Set out every line bearing the string "Packet".

— START —

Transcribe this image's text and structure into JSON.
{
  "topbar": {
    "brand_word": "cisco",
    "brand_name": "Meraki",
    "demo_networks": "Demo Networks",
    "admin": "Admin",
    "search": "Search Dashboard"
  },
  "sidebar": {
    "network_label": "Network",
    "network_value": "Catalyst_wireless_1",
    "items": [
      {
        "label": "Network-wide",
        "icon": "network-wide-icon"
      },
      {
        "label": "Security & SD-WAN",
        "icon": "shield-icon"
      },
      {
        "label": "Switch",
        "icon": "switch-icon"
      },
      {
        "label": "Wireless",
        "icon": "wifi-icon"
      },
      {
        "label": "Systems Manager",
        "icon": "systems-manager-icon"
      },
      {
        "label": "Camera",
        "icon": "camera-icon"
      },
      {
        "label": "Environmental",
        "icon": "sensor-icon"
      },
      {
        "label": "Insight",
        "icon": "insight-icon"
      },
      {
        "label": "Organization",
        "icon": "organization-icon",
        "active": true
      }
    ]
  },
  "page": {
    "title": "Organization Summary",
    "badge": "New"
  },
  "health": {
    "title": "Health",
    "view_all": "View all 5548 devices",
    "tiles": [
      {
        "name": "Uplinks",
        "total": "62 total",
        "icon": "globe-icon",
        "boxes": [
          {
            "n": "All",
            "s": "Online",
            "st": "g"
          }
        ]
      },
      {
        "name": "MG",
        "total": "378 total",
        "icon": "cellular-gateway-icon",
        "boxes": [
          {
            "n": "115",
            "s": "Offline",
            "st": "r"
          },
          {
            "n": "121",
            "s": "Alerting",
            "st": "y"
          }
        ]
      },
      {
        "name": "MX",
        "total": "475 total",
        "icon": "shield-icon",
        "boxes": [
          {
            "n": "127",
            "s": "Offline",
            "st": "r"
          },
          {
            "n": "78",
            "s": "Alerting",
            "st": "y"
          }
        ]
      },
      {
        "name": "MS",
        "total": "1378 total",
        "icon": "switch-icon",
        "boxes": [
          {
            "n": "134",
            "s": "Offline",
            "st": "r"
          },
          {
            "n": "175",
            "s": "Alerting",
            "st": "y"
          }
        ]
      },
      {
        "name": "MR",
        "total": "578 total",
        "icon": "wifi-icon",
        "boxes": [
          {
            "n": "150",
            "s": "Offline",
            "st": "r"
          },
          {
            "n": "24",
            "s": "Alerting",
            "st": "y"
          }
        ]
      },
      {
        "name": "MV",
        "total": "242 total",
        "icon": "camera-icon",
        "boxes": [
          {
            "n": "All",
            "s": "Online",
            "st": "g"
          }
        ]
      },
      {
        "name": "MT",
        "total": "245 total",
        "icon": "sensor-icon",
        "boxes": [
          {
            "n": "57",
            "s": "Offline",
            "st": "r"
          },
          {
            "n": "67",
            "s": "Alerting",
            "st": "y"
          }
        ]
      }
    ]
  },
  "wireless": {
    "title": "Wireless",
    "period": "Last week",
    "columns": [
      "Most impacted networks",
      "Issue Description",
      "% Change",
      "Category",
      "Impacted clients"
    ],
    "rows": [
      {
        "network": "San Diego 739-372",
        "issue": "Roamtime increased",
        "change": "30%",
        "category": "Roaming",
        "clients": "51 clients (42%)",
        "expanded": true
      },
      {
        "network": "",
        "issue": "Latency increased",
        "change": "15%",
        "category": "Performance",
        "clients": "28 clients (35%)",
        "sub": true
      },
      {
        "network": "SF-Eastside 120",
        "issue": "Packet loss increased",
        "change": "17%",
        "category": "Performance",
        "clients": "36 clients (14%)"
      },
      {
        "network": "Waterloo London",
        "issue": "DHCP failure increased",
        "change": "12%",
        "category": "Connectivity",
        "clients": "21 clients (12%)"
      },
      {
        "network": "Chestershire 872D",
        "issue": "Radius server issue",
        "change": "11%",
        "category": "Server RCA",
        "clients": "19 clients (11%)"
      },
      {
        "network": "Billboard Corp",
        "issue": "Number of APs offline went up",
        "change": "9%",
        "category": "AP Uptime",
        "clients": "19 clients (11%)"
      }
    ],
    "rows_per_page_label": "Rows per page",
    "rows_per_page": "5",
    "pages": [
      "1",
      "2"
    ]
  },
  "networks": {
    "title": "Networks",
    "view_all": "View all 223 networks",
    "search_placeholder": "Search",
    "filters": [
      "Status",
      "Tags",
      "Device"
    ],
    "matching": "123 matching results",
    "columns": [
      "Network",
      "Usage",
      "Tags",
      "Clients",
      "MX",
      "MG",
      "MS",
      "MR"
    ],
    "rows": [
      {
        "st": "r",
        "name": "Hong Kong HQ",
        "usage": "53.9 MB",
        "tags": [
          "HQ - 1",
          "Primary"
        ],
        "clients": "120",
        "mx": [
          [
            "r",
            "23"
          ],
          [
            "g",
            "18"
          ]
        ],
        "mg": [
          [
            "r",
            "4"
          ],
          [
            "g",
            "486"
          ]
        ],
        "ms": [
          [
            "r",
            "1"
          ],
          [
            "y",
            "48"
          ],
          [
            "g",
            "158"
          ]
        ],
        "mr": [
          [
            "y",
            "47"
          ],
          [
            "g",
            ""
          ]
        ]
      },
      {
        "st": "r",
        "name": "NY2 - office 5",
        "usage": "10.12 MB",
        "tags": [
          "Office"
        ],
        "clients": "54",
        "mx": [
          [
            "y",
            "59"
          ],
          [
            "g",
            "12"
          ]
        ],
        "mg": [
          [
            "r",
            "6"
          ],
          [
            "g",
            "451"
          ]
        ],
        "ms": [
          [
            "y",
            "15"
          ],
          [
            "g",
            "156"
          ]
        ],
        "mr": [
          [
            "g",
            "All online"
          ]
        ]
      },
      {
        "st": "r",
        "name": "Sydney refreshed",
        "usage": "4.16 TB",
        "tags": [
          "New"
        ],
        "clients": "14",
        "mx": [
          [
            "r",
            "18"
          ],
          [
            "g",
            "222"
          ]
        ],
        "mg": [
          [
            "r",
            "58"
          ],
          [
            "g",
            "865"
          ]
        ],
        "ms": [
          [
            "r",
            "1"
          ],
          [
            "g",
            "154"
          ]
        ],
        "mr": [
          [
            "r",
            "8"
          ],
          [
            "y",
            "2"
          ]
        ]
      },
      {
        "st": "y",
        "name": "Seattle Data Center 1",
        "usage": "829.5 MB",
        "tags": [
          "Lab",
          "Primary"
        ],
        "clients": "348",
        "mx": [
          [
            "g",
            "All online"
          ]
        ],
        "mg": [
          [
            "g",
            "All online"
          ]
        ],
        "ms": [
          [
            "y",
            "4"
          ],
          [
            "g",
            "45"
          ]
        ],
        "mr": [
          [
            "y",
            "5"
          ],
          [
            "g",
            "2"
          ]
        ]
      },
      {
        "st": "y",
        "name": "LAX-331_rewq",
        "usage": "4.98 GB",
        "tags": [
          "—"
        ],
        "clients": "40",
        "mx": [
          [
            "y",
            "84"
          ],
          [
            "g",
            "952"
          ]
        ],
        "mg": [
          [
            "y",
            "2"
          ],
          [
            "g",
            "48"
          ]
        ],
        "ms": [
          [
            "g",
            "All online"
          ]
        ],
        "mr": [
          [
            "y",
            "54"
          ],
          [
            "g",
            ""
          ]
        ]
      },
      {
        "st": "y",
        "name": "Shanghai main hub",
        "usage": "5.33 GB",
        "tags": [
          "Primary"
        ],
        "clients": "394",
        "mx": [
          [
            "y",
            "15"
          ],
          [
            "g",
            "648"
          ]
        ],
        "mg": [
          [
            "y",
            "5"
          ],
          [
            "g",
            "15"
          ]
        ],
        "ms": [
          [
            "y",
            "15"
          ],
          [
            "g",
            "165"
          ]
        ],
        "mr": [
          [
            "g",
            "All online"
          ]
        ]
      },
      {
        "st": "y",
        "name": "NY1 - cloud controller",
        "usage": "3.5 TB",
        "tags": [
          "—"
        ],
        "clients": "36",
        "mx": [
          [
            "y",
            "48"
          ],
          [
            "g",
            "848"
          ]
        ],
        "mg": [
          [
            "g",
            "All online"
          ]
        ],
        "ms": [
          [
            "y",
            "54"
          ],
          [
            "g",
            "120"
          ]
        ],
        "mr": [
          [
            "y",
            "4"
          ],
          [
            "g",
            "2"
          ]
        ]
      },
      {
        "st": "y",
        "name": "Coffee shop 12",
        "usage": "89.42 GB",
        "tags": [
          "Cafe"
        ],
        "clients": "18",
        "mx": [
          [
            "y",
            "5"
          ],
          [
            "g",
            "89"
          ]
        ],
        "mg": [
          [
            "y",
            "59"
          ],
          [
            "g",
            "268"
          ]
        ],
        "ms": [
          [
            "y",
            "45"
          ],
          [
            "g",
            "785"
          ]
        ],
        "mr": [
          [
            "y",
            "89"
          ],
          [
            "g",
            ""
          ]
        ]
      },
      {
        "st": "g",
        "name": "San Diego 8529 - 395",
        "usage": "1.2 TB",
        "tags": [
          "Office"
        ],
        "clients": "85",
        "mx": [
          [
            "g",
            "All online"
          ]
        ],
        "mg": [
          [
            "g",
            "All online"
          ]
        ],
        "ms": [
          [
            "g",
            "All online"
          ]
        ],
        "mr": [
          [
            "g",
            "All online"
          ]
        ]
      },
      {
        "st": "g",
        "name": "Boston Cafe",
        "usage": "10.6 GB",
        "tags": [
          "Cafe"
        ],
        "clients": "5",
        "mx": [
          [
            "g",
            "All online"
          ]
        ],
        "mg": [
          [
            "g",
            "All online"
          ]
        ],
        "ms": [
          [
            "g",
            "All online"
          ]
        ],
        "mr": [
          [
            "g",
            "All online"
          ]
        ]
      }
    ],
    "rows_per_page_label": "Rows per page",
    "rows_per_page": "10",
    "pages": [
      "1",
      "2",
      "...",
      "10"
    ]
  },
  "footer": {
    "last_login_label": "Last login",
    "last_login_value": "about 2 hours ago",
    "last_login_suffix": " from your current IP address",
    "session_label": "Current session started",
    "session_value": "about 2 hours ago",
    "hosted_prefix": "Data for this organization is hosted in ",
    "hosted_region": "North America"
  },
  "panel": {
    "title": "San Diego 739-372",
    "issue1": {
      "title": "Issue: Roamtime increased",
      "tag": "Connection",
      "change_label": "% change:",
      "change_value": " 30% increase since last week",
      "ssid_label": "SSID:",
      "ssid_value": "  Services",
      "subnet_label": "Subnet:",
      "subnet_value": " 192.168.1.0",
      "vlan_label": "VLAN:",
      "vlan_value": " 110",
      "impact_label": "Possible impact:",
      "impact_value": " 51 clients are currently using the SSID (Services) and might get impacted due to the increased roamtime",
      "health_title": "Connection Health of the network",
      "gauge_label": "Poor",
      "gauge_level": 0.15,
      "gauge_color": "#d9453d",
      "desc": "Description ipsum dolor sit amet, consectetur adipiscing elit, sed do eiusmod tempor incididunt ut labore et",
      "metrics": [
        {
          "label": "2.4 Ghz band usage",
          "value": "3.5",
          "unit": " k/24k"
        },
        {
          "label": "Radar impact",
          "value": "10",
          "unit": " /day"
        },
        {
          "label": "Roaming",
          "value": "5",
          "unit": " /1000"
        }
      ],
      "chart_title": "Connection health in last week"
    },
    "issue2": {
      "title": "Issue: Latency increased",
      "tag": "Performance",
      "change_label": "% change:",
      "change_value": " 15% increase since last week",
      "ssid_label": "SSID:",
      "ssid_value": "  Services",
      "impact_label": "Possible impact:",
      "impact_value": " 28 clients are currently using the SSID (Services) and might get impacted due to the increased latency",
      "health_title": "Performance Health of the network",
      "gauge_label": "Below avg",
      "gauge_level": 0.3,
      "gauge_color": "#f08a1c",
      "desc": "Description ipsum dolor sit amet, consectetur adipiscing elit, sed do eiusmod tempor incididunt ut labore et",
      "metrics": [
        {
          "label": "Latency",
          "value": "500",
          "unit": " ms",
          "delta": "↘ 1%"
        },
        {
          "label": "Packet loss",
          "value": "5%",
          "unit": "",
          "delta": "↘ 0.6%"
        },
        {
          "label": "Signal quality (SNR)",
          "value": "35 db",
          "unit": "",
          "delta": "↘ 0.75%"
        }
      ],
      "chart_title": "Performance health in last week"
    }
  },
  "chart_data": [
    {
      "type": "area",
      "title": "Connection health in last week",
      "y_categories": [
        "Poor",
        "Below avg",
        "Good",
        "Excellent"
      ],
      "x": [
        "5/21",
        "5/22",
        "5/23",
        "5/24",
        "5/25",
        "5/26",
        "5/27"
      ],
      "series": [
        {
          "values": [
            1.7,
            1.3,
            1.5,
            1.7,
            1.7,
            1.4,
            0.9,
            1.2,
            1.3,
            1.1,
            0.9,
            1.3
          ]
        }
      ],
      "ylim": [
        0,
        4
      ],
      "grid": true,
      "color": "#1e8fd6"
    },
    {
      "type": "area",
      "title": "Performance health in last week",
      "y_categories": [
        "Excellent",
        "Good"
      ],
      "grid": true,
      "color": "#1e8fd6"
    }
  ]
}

— END —

Solution for this problem:
        "issue": "Packet loss increased",
          "label": "Packet loss",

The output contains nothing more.